_What you have to do_
Each entry has to be copied exactly, with nothing missed.

_Entries supplied_
★ ★ ★ ★ ★ ★ ★

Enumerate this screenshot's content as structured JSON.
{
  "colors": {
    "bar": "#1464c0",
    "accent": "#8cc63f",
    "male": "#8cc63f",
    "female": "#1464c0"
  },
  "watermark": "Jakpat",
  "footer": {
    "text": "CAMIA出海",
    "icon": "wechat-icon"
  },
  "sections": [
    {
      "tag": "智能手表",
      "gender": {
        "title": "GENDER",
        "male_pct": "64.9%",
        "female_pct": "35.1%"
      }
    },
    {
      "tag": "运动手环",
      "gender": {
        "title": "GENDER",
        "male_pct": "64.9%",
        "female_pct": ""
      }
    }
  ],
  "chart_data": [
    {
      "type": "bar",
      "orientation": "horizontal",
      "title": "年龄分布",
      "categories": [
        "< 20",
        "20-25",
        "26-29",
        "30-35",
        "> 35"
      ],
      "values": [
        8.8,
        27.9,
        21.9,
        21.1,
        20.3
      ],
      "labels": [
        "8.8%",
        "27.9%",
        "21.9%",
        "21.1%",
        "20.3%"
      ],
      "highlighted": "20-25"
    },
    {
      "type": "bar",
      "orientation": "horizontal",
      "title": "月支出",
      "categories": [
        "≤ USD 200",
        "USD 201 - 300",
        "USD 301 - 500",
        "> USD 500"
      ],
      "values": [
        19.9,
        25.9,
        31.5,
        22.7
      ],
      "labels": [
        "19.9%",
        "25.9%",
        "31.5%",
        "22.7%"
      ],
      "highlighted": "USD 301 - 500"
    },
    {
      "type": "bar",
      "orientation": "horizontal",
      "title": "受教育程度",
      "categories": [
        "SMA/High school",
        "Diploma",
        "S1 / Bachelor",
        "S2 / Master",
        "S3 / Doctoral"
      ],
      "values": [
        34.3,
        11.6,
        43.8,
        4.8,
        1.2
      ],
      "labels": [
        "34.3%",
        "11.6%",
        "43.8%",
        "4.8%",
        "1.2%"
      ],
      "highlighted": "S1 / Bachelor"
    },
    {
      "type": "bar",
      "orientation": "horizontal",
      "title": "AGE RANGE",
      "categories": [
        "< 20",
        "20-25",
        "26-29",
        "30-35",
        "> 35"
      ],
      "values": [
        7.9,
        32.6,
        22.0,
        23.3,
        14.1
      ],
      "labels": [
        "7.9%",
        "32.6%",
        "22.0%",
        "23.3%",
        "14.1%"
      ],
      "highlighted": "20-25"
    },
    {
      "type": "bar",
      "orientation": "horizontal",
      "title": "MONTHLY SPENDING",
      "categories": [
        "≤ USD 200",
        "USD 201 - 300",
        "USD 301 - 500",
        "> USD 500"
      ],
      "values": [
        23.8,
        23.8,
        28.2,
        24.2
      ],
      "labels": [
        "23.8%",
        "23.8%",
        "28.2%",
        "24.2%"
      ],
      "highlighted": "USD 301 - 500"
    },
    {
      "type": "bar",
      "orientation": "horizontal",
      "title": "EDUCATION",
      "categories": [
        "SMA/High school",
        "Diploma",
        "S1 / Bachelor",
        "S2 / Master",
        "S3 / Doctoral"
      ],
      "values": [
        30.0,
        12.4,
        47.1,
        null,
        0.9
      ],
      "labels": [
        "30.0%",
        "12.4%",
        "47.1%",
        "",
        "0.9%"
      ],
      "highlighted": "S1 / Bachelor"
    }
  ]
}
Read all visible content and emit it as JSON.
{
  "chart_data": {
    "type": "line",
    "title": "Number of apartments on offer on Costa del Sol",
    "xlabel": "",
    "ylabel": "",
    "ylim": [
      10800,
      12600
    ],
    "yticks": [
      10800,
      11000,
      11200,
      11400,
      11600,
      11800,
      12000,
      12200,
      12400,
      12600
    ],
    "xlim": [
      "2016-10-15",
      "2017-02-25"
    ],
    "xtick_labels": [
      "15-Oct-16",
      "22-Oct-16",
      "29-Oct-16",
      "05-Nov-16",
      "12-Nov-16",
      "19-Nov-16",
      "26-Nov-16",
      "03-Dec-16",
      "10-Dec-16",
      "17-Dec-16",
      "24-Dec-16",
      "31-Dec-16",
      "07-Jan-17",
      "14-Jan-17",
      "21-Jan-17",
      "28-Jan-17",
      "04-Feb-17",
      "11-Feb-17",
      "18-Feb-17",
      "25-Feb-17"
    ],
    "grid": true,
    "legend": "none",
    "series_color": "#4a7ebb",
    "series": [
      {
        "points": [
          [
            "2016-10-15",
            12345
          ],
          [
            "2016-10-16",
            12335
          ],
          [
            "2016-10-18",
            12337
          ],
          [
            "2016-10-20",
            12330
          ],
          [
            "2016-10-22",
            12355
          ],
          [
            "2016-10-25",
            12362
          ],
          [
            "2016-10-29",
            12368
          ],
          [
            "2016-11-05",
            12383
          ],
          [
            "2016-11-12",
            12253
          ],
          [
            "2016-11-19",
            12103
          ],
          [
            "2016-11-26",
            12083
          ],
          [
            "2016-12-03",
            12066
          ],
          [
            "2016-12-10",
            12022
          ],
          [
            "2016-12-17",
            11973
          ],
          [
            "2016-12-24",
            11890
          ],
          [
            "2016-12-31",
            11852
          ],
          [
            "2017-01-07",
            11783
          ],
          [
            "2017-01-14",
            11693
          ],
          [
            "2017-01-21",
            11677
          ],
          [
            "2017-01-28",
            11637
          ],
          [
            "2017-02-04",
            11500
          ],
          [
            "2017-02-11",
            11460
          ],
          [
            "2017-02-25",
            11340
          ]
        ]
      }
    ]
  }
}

★ ★ ★ ★ ★ ★ ★

_The output_
Enumerate this screenshot's content as structured JSON.
{
  "colors": {
    "bar": "#1464c0",
    "accent": "#8cc63f",
    "male": "#8cc63f",
    "female": "#1464c0"
  },
  "watermark": "Jakpat",
  "footer": {
    "text": "CAMIA出海",
    "icon": "wechat-icon"
  },
  "sections": [
    {
      "tag": "智能手表",
      "gender": {
        "title": "GENDER",
        "male_pct": "64.9%",
        "female_pct": "35.1%"
      }
    },
    {
      "tag": "运动手环",
      "gender": {
        "title": "GENDER",
        "male_pct": "64.9%",
        "female_pct": ""
      }
    }
  ],
  "chart_data": [
    {
      "type": "bar",
      "orientation": "horizontal",
      "title": "年龄分布",
      "categories": [
        "< 20",
        "20-25",
        "26-29",
        "30-35",
        "> 35"
      ],
      "values": [
        8.8,
        27.9,
        21.9,
        21.1,
        20.3
      ],
      "labels": [
        "8.8%",
        "27.9%",
        "21.9%",
        "21.1%",
        "20.3%"
      ],
      "highlighted": "20-25"
    },
    {
      "type": "bar",
      "orientation": "horizontal",
      "title": "月支出",
      "categories": [
        "≤ USD 200",
        "USD 201 - 300",
        "USD 301 - 500",
        "> USD 500"
      ],
      "values": [
        19.9,
        25.9,
        31.5,
        22.7
      ],
      "labels": [
        "19.9%",
        "25.9%",
        "31.5%",
        "22.7%"
      ],
      "highlighted": "USD 301 - 500"
    },
    {
      "type": "bar",
      "orientation": "horizontal",
      "title": "受教育程度",
      "categories": [
        "SMA/High school",
        "Diploma",
        "S1 / Bachelor",
        "S2 / Master",
        "S3 / Doctoral"
      ],
      "values": [
        34.3,
        11.6,
        43.8,
        4.8,
        1.2
      ],
      "labels": [
        "34.3%",
        "11.6%",
        "43.8%",
        "4.8%",
        "1.2%"
      ],
      "highlighted": "S1 / Bachelor"
    },
    {
      "type": "bar",
      "orientation": "horizontal",
      "title": "AGE RANGE",
      "categories": [
        "< 20",
        "20-25",
        "26-29",
        "30-35",
        "> 35"
      ],
      "values": [
        7.9,
        32.6,
        22.0,
        23.3,
        14.1
      ],
      "labels": [
        "7.9%",
        "32.6%",
        "22.0%",
        "23.3%",
        "14.1%"
      ],
      "highlighted": "20-25"
    },
    {
      "type": "bar",
      "orientation": "horizontal",
      "title": "MONTHLY SPENDING",
      "categories": [
        "≤ USD 200",
        "USD 201 - 300",
        "USD 301 - 500",
        "> USD 500"
      ],
      "values": [
        23.8,
        23.8,
        28.2,
        24.2
      ],
      "labels": [
        "23.8%",
        "23.8%",
        "28.2%",
        "24.2%"
      ],
      "highlighted": "USD 301 - 500"
    },
    {
      "type": "bar",
      "orientation": "horizontal",
      "title": "EDUCATION",
      "categories": [
        "SMA/High school",
        "Diploma",
        "S1 / Bachelor",
        "S2 / Master",
        "S3 / Doctoral"
      ],
      "values": [
        30.0,
        12.4,
        47.1,
        null,
        0.9
      ],
      "labels": [
        "30.0%",
        "12.4%",
        "47.1%",
        "",
        "0.9%"
      ],
      "highlighted": "S1 / Bachelor"
    }
  ]
}
Read all visible content and emit it as JSON.
{
  "chart_data": {
    "type": "line",
    "title": "Number of apartments on offer on Costa del Sol",
    "xlabel": "",
    "ylabel": "",
    "ylim": [
      10800,
      12600
    ],
    "yticks": [
      10800,
      11000,
      11200,
      11400,
      11600,
      11800,
      12000,
      12200,
      12400,
      12600
    ],
    "xlim": [
      "2016-10-15",
      "2017-02-25"
    ],
    "xtick_labels": [
      "15-Oct-16",
      "22-Oct-16",
      "29-Oct-16",
      "05-Nov-16",
      "12-Nov-16",
      "19-Nov-16",
      "26-Nov-16",
      "03-Dec-16",
      "10-Dec-16",
      "17-Dec-16",
      "24-Dec-16",
      "31-Dec-16",
      "07-Jan-17",
      "14-Jan-17",
      "21-Jan-17",
      "28-Jan-17",
      "04-Feb-17",
      "11-Feb-17",
      "18-Feb-17",
      "25-Feb-17"
    ],
    "grid": true,
    "legend": "none",
    "series_color": "#4a7ebb",
    "series": [
      {
        "points": [
          [
            "2016-10-15",
            12345
          ],
          [
            "2016-10-16",
            12335
          ],
          [
            "2016-10-18",
            12337
          ],
          [
            "2016-10-20",
            12330
          ],
          [
            "2016-10-22",
            12355
          ],
          [
            "2016-10-25",
            12362
          ],
          [
            "2016-10-29",
            12368
          ],
          [
            "2016-11-05",
            12383
          ],
          [
            "2016-11-12",
            12253
          ],
          [
            "2016-11-19",
            12103
          ],
          [
            "2016-11-26",
            12083
          ],
          [
            "2016-12-03",
            12066
          ],
          [
            "2016-12-10",
            12022
          ],
          [
            "2016-12-17",
            11973
          ],
          [
            "2016-12-24",
            11890
          ],
          [
            "2016-12-31",
            11852
          ],
          [
            "2017-01-07",
            11783
          ],
          [
            "2017-01-14",
            11693
          ],
          [
            "2017-01-21",
            11677
          ],
          [
            "2017-01-28",
            11637
          ],
          [
            "2017-02-04",
            11500
          ],
          [
            "2017-02-11",
            11460
          ],
          [
            "2017-02-25",
            11340
          ]
        ]
      }
    ]
  }
}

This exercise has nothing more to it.